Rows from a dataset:
_ _ _ _ _

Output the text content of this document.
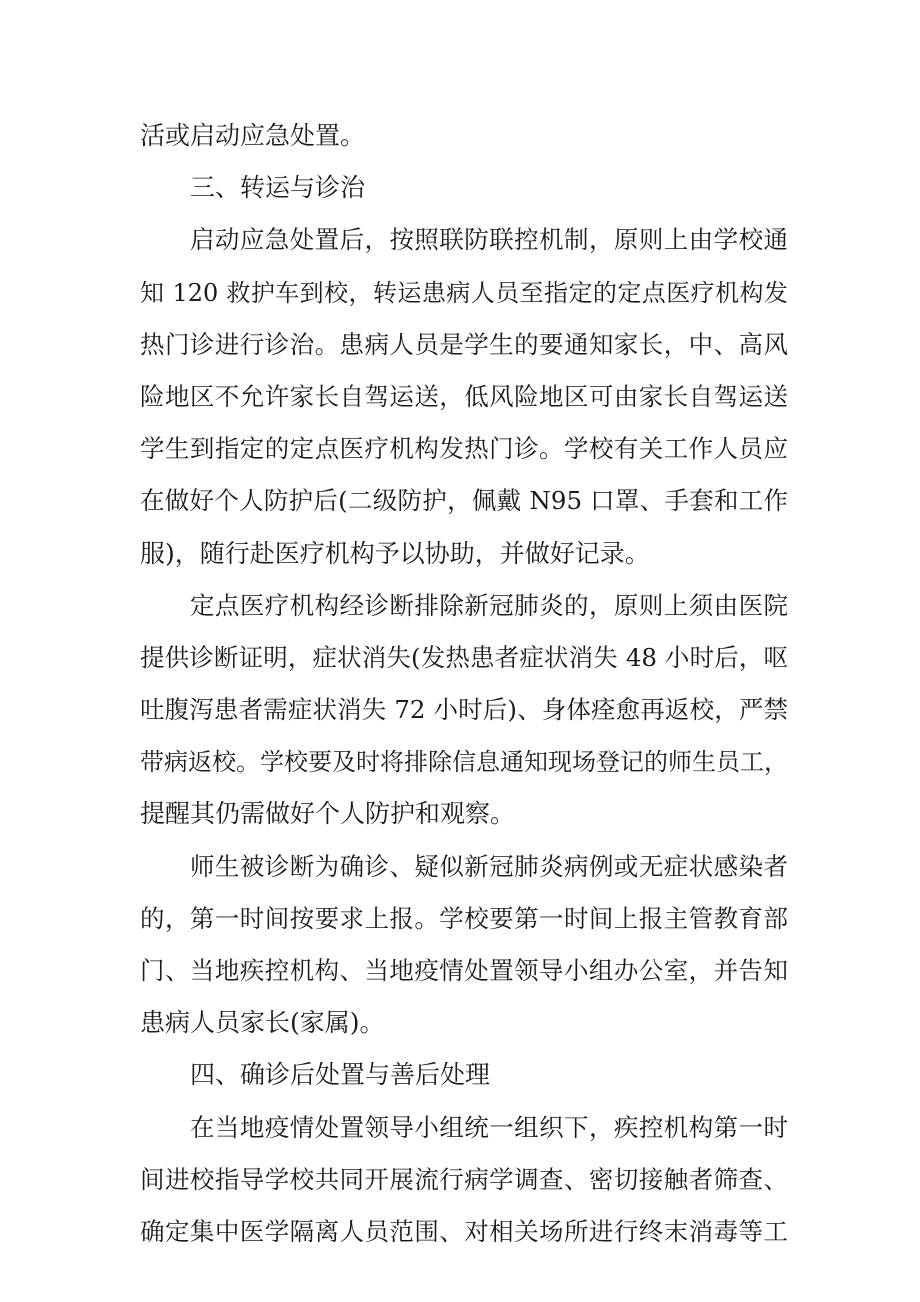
活或启动应急处置。
三、转运与诊治
启动应急处置后，按照联防联控机制，原则上由学校通
知 120 救护车到校，转运患病人员至指定的定点医疗机构发
热门诊进行诊治。患病人员是学生的要通知家长，中、高风
险地区不允许家长自驾运送，低风险地区可由家长自驾运送
学生到指定的定点医疗机构发热门诊。学校有关工作人员应
在做好个人防护后(二级防护，佩戴 N95 口罩、手套和工作
服)，随行赴医疗机构予以协助，并做好记录。
定点医疗机构经诊断排除新冠肺炎的，原则上须由医院
提供诊断证明，症状消失(发热患者症状消失 48 小时后，呕
吐腹泻患者需症状消失 72 小时后)、身体痊愈再返校，严禁
带病返校。学校要及时将排除信息通知现场登记的师生员工，
提醒其仍需做好个人防护和观察。
师生被诊断为确诊、疑似新冠肺炎病例或无症状感染者
的，第一时间按要求上报。学校要第一时间上报主管教育部
门、当地疾控机构、当地疫情处置领导小组办公室，并告知
患病人员家长(家属)。
四、确诊后处置与善后处理
在当地疫情处置领导小组统一组织下，疾控机构第一时
间进校指导学校共同开展流行病学调查、密切接触者筛查、
确定集中医学隔离人员范围、对相关场所进行终末消毒等工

_ _ _ _ _

> [Stated goal]: Quote every record above exactly, leaving out any pictures.

> [Task solution]:
Output the text content of this document.
活或启动应急处置。
三、转运与诊治
启动应急处置后，按照联防联控机制，原则上由学校通
知 120 救护车到校，转运患病人员至指定的定点医疗机构发
热门诊进行诊治。患病人员是学生的要通知家长，中、高风
险地区不允许家长自驾运送，低风险地区可由家长自驾运送
学生到指定的定点医疗机构发热门诊。学校有关工作人员应
在做好个人防护后(二级防护，佩戴 N95 口罩、手套和工作
服)，随行赴医疗机构予以协助，并做好记录。
定点医疗机构经诊断排除新冠肺炎的，原则上须由医院
提供诊断证明，症状消失(发热患者症状消失 48 小时后，呕
吐腹泻患者需症状消失 72 小时后)、身体痊愈再返校，严禁
带病返校。学校要及时将排除信息通知现场登记的师生员工，
提醒其仍需做好个人防护和观察。
师生被诊断为确诊、疑似新冠肺炎病例或无症状感染者
的，第一时间按要求上报。学校要第一时间上报主管教育部
门、当地疾控机构、当地疫情处置领导小组办公室，并告知
患病人员家长(家属)。
四、确诊后处置与善后处理
在当地疫情处置领导小组统一组织下，疾控机构第一时
间进校指导学校共同开展流行病学调查、密切接触者筛查、
确定集中医学隔离人员范围、对相关场所进行终末消毒等工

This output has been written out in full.